**RECORD EXTRACTS:**
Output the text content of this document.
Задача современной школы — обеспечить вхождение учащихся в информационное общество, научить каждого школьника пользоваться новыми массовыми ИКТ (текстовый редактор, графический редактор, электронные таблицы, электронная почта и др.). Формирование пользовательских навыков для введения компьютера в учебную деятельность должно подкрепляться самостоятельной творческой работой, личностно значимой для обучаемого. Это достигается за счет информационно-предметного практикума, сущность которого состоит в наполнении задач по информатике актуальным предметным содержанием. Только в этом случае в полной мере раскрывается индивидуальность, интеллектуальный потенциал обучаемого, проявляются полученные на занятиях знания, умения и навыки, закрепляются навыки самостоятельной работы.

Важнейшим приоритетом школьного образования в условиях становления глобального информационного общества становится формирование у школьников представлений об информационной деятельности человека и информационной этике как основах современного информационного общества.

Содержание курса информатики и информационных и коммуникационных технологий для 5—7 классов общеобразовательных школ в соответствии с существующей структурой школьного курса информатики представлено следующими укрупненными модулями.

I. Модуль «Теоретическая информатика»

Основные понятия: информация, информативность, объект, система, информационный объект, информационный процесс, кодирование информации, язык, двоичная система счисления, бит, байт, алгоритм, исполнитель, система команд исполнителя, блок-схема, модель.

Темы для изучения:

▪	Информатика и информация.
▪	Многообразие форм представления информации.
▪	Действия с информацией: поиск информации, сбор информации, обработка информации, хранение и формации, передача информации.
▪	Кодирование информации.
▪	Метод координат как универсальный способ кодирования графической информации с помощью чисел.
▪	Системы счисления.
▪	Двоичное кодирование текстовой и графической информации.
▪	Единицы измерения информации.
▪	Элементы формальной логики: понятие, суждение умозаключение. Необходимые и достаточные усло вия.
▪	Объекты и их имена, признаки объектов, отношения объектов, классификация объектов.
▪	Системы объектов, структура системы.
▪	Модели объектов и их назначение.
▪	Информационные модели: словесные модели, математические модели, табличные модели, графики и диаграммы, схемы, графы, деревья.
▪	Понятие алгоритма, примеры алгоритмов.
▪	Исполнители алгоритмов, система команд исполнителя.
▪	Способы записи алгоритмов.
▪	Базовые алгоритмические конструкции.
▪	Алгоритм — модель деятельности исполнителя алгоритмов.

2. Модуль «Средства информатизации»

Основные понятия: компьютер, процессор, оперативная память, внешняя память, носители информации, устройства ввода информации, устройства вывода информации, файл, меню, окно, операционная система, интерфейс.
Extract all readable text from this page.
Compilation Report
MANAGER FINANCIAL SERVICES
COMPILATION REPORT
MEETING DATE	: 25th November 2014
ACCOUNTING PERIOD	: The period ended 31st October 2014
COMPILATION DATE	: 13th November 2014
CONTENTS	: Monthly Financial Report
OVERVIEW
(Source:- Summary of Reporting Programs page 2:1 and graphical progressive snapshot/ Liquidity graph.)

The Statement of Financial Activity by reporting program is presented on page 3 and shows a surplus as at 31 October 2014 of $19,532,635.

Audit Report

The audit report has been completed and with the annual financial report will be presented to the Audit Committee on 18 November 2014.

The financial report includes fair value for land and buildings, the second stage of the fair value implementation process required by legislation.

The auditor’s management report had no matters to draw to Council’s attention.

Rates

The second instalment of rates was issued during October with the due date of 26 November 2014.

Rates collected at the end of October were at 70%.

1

* * *

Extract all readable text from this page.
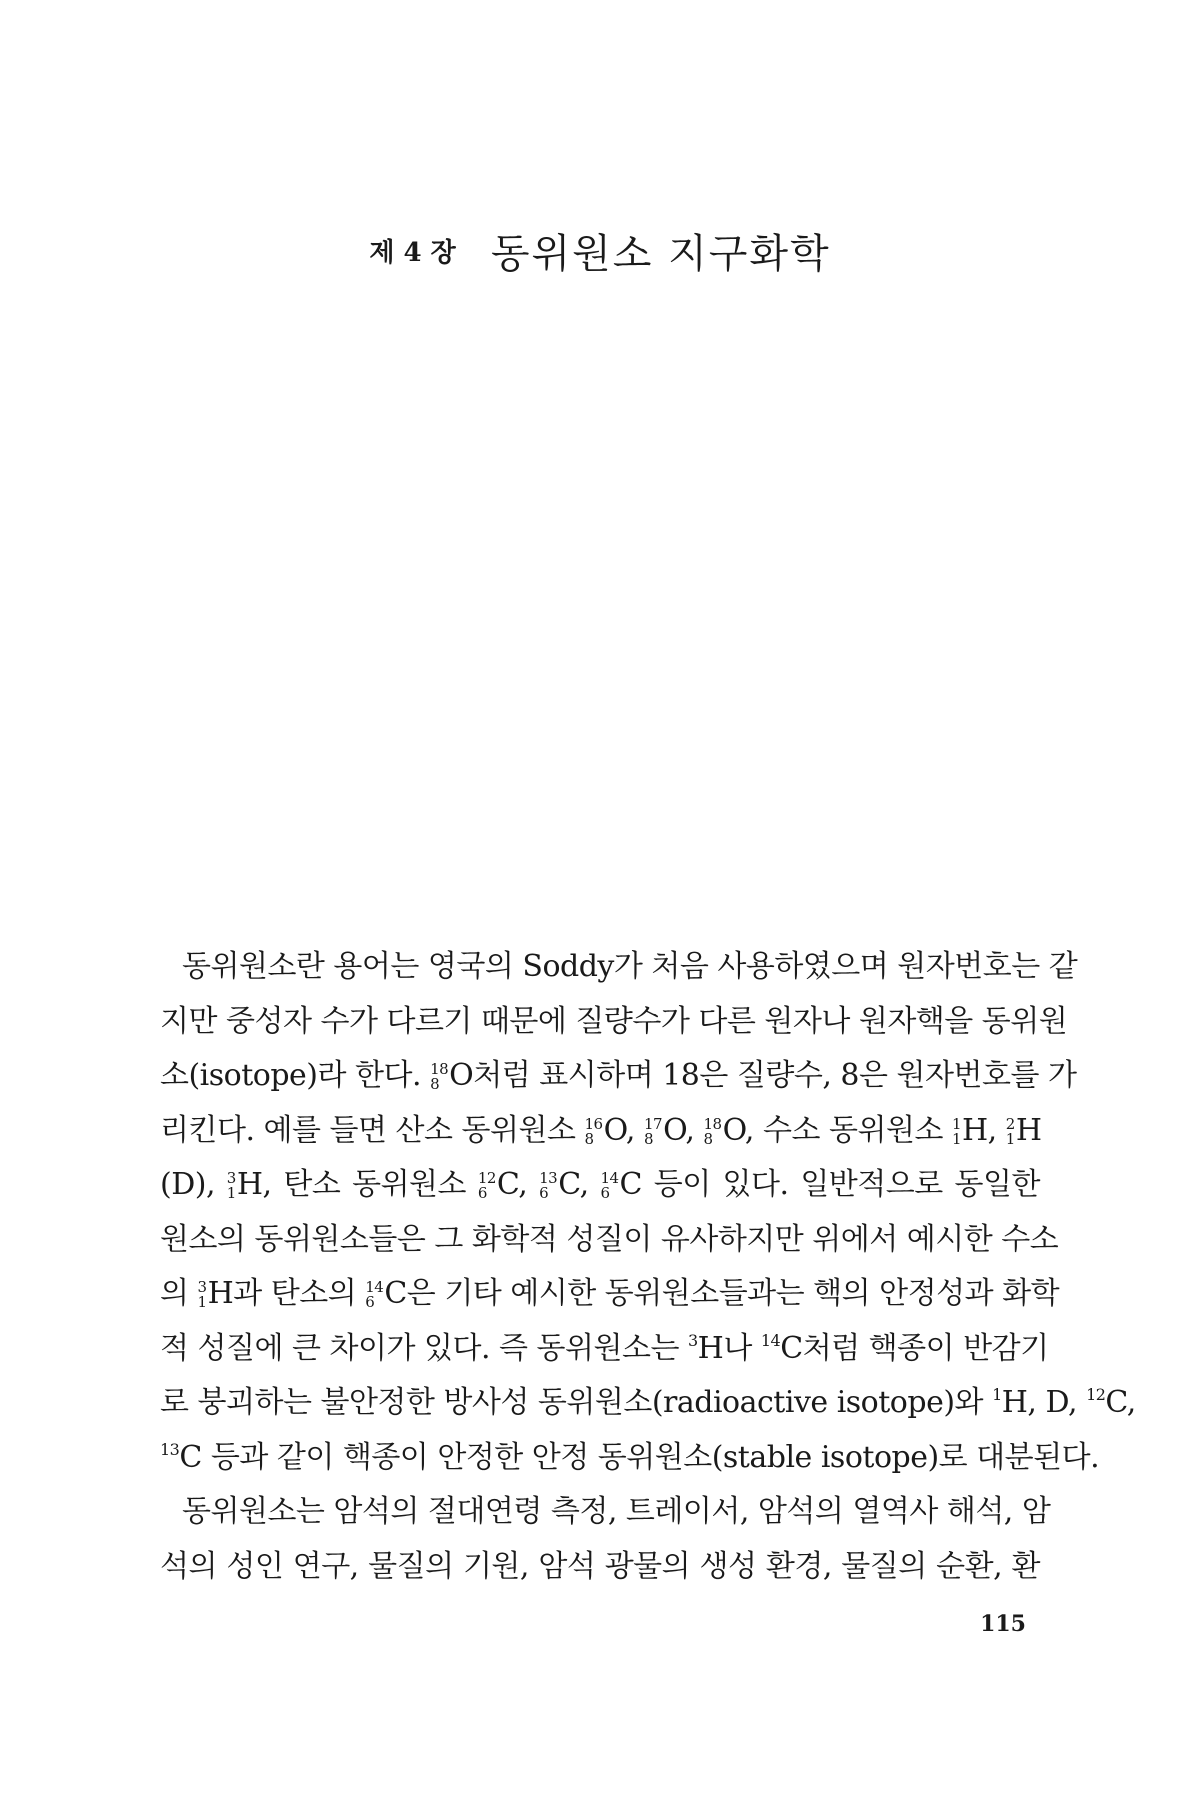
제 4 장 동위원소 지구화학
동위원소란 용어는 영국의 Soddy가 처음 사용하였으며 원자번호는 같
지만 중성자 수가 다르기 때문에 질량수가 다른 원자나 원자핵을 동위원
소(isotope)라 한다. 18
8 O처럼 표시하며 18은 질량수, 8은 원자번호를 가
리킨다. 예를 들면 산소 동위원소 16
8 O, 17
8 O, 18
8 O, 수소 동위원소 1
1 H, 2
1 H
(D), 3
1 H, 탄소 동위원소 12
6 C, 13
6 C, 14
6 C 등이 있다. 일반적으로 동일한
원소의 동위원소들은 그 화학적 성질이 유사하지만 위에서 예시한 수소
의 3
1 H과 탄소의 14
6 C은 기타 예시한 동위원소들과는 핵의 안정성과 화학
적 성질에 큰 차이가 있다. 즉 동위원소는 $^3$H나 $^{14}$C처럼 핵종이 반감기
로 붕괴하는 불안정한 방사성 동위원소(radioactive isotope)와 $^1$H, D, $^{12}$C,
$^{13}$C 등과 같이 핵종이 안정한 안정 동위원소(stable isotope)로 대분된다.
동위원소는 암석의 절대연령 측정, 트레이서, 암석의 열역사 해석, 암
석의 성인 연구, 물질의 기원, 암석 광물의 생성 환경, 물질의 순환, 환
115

* * *

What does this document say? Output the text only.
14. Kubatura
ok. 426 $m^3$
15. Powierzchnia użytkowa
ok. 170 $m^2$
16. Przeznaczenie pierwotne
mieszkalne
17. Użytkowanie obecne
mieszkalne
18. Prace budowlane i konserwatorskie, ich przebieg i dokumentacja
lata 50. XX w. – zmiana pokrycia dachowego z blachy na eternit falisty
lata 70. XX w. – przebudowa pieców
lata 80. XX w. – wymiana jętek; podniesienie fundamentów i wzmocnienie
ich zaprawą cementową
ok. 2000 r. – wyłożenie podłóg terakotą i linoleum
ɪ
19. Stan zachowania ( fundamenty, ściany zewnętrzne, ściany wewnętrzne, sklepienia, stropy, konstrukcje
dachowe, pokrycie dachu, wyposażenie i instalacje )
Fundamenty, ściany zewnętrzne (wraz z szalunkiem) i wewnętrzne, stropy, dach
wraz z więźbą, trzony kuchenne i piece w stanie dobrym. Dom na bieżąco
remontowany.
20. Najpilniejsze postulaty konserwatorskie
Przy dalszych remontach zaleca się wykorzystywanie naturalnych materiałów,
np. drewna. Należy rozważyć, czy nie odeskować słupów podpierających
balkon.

**THE EXERCISE:**
Your answer should be a single number: the count of lines holding the word "деятельности".

**COMPLETE OUTPUT:**
2